■ GOAL ■
Take each line that has the word "JSON" and return it.

■ PROVIDED ENTRIES ■
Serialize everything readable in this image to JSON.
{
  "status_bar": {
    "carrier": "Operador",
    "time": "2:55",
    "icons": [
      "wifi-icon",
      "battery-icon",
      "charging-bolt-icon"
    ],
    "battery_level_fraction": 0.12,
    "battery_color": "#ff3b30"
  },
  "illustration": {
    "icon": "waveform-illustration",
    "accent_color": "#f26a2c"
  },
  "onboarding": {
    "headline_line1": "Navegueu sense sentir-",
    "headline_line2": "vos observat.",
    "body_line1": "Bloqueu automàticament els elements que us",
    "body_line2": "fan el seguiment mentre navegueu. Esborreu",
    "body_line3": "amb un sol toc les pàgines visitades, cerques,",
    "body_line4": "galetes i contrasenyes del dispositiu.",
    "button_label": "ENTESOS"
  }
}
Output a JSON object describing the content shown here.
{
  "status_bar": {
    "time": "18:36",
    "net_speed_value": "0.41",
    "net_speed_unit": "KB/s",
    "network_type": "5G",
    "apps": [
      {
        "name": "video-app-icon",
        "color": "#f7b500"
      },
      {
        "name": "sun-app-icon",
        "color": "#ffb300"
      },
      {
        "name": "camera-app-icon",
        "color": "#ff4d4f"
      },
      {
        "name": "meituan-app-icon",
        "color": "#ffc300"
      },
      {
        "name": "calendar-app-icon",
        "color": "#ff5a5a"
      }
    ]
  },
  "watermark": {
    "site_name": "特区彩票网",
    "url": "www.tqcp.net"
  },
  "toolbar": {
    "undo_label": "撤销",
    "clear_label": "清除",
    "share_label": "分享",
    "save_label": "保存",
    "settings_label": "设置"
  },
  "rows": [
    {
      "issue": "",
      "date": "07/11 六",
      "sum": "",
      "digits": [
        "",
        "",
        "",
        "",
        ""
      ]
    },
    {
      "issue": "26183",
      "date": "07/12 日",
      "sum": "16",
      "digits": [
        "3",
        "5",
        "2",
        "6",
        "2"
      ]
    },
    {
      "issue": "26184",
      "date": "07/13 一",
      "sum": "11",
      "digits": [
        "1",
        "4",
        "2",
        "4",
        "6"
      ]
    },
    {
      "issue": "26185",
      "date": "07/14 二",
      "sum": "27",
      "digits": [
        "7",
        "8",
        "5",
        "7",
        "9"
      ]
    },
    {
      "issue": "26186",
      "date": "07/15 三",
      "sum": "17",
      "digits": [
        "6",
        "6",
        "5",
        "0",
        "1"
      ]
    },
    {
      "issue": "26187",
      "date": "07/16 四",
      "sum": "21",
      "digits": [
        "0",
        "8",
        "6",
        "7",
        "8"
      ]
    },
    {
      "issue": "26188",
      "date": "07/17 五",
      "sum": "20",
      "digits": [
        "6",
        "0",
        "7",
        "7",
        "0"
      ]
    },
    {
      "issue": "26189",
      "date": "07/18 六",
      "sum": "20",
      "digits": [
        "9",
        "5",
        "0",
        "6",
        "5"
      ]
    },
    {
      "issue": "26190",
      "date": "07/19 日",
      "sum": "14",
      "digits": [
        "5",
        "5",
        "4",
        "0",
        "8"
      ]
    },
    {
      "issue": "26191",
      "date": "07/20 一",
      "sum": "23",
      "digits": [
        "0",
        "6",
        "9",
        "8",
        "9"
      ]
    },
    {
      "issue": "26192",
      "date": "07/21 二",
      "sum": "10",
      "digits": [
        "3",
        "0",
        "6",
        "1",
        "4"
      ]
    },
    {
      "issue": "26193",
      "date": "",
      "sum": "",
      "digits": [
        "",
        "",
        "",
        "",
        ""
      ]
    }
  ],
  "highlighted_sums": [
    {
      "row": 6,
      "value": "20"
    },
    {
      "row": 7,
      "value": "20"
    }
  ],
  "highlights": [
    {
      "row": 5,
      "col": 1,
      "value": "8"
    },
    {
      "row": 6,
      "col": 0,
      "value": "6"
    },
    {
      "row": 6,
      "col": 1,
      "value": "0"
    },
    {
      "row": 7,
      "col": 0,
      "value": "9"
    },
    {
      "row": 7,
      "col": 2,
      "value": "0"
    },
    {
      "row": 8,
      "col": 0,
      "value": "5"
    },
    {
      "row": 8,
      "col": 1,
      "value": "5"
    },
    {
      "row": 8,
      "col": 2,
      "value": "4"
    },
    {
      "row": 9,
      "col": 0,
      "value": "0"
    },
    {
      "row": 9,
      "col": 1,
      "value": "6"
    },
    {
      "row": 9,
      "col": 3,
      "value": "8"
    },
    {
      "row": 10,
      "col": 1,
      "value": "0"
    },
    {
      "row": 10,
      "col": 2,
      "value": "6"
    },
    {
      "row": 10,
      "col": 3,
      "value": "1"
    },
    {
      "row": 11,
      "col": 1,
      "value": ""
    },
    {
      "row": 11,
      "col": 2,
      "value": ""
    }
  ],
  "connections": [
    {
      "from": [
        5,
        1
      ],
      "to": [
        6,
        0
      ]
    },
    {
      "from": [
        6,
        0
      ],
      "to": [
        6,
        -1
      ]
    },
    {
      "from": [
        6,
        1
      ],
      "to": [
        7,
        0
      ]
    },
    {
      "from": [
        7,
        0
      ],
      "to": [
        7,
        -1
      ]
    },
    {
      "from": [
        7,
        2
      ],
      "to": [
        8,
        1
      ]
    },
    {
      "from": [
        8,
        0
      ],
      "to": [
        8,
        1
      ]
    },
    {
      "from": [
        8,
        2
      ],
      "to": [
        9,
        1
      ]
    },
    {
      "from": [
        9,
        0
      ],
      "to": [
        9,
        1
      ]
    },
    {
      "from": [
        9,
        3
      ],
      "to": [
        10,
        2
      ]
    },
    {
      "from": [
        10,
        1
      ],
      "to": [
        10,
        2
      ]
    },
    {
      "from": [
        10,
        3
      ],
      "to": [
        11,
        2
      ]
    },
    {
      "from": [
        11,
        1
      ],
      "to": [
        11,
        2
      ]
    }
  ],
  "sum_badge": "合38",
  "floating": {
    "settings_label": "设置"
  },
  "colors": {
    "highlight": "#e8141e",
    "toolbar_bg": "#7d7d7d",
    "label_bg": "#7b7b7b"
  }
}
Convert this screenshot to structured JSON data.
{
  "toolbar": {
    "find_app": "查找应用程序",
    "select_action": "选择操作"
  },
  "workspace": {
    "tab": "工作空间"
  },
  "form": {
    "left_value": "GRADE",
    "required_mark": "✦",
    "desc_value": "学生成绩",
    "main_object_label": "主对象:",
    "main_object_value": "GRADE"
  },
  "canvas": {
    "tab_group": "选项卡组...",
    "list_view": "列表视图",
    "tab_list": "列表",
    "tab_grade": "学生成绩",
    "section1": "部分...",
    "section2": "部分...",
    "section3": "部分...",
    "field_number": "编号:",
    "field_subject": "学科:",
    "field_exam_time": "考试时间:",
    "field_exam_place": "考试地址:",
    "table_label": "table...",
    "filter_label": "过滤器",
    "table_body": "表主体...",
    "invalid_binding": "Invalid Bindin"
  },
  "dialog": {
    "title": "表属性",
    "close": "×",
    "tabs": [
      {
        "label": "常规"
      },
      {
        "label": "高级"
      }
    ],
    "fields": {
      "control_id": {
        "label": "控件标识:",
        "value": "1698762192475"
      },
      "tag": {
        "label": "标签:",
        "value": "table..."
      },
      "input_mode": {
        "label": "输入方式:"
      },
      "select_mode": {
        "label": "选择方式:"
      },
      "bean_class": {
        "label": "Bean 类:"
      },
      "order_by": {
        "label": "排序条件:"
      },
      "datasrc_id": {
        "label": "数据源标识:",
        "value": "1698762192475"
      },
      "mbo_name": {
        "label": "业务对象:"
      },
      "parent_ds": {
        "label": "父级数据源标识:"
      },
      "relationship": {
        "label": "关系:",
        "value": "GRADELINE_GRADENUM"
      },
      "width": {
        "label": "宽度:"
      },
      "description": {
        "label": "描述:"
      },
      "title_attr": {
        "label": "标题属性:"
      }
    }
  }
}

■ RESPONSE TO THIS EXERCISE ■
Serialize everything readable in this image to JSON.
Output a JSON object describing the content shown here.
Convert this screenshot to structured JSON data.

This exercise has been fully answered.